Requirements: Omit the pictures, then write out every entry exactly as it reads.

Saved entries
++++++++

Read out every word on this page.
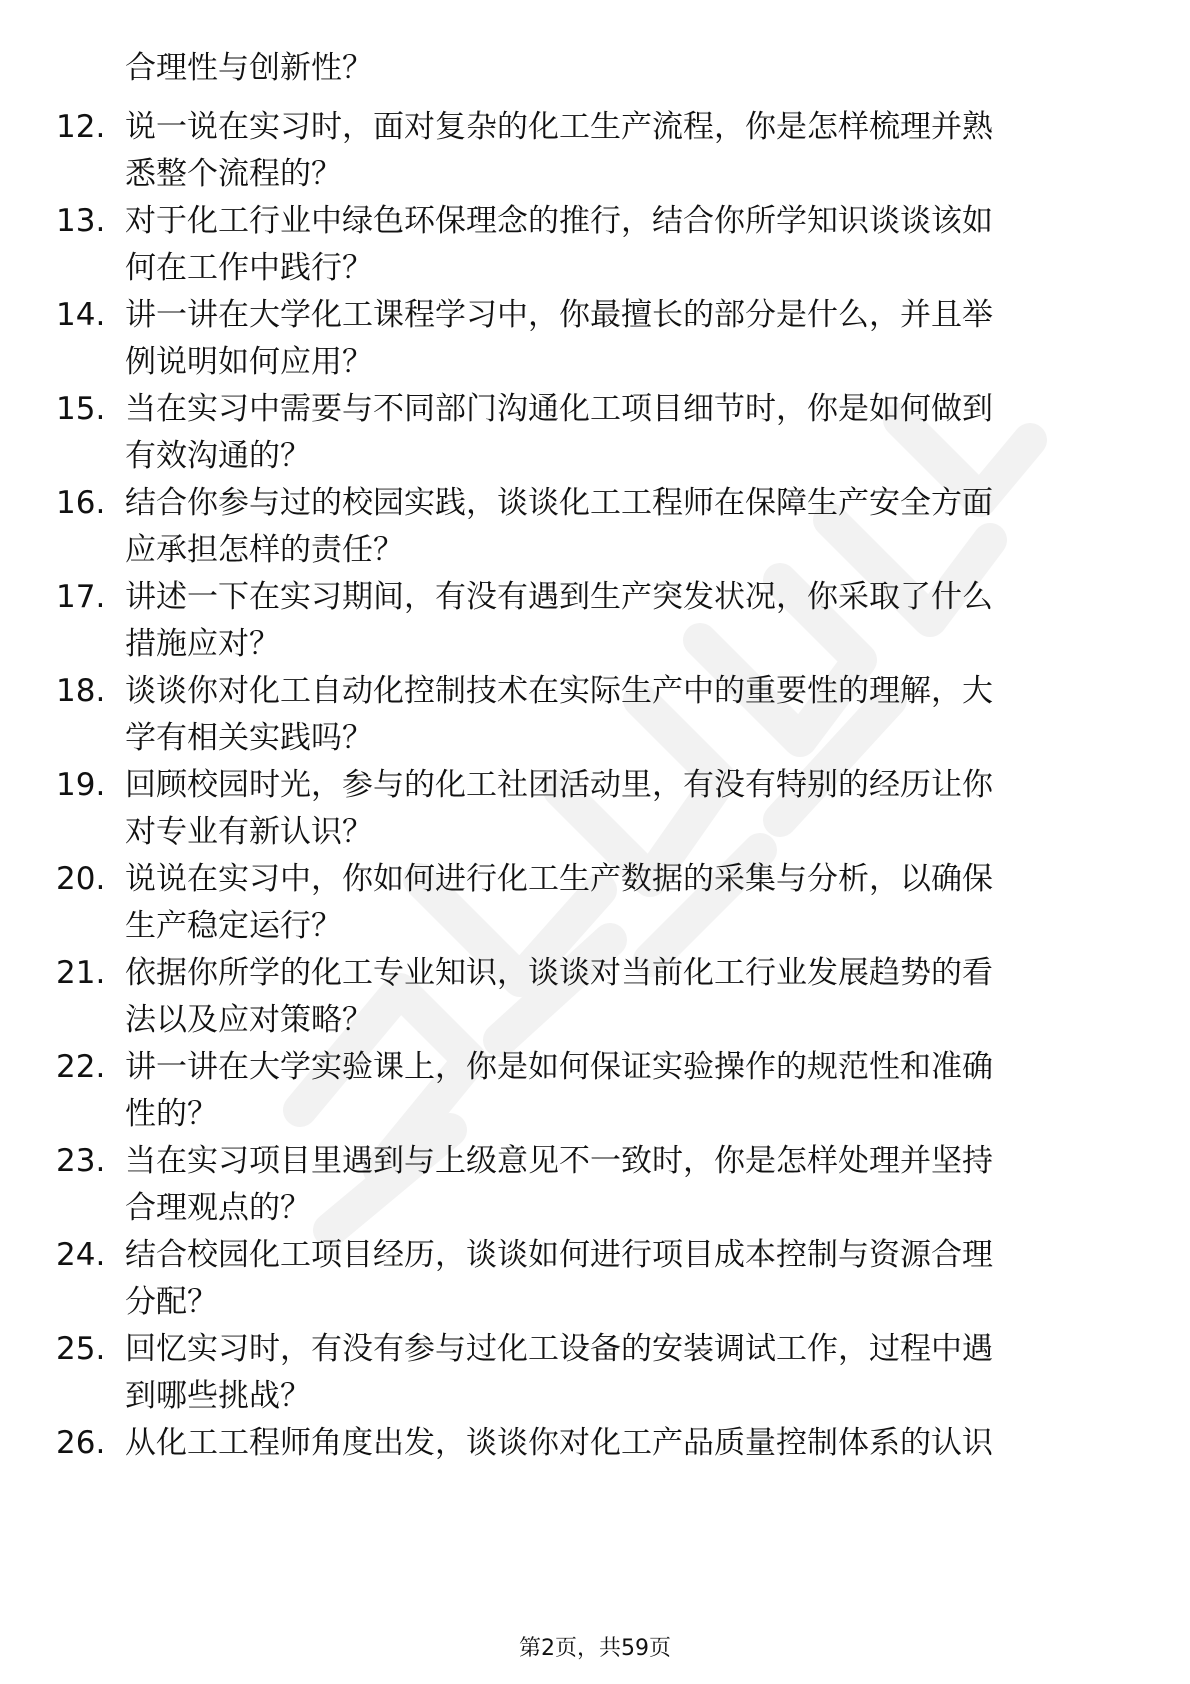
合理性与创新性？
12. 说一说在实习时，面对复杂的化工生产流程，你是怎样梳理并熟
悉整个流程的？
13. 对于化工行业中绿色环保理念的推行，结合你所学知识谈谈该如
何在工作中践行？
14. 讲一讲在大学化工课程学习中，你最擅长的部分是什么，并且举
例说明如何应用？
15. 当在实习中需要与不同部门沟通化工项目细节时，你是如何做到
有效沟通的？
16. 结合你参与过的校园实践，谈谈化工工程师在保障生产安全方面
应承担怎样的责任？
17. 讲述一下在实习期间，有没有遇到生产突发状况，你采取了什么
措施应对？
18. 谈谈你对化工自动化控制技术在实际生产中的重要性的理解，大
学有相关实践吗？
19. 回顾校园时光，参与的化工社团活动里，有没有特别的经历让你
对专业有新认识？
20. 说说在实习中，你如何进行化工生产数据的采集与分析，以确保
生产稳定运行？
21. 依据你所学的化工专业知识，谈谈对当前化工行业发展趋势的看
法以及应对策略？
22. 讲一讲在大学实验课上，你是如何保证实验操作的规范性和准确
性的？
23. 当在实习项目里遇到与上级意见不一致时，你是怎样处理并坚持
合理观点的？
24. 结合校园化工项目经历，谈谈如何进行项目成本控制与资源合理
分配？
25. 回忆实习时，有没有参与过化工设备的安装调试工作，过程中遇
到哪些挑战？
26. 从化工工程师角度出发，谈谈你对化工产品质量控制体系的认识
第2页，共59页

++++++++

Completed exercise:
Read out every word on this page.
合理性与创新性？
12. 说一说在实习时，面对复杂的化工生产流程，你是怎样梳理并熟
悉整个流程的？
13. 对于化工行业中绿色环保理念的推行，结合你所学知识谈谈该如
何在工作中践行？
14. 讲一讲在大学化工课程学习中，你最擅长的部分是什么，并且举
例说明如何应用？
15. 当在实习中需要与不同部门沟通化工项目细节时，你是如何做到
有效沟通的？
16. 结合你参与过的校园实践，谈谈化工工程师在保障生产安全方面
应承担怎样的责任？
17. 讲述一下在实习期间，有没有遇到生产突发状况，你采取了什么
措施应对？
18. 谈谈你对化工自动化控制技术在实际生产中的重要性的理解，大
学有相关实践吗？
19. 回顾校园时光，参与的化工社团活动里，有没有特别的经历让你
对专业有新认识？
20. 说说在实习中，你如何进行化工生产数据的采集与分析，以确保
生产稳定运行？
21. 依据你所学的化工专业知识，谈谈对当前化工行业发展趋势的看
法以及应对策略？
22. 讲一讲在大学实验课上，你是如何保证实验操作的规范性和准确
性的？
23. 当在实习项目里遇到与上级意见不一致时，你是怎样处理并坚持
合理观点的？
24. 结合校园化工项目经历，谈谈如何进行项目成本控制与资源合理
分配？
25. 回忆实习时，有没有参与过化工设备的安装调试工作，过程中遇
到哪些挑战？
26. 从化工工程师角度出发，谈谈你对化工产品质量控制体系的认识
第2页，共59页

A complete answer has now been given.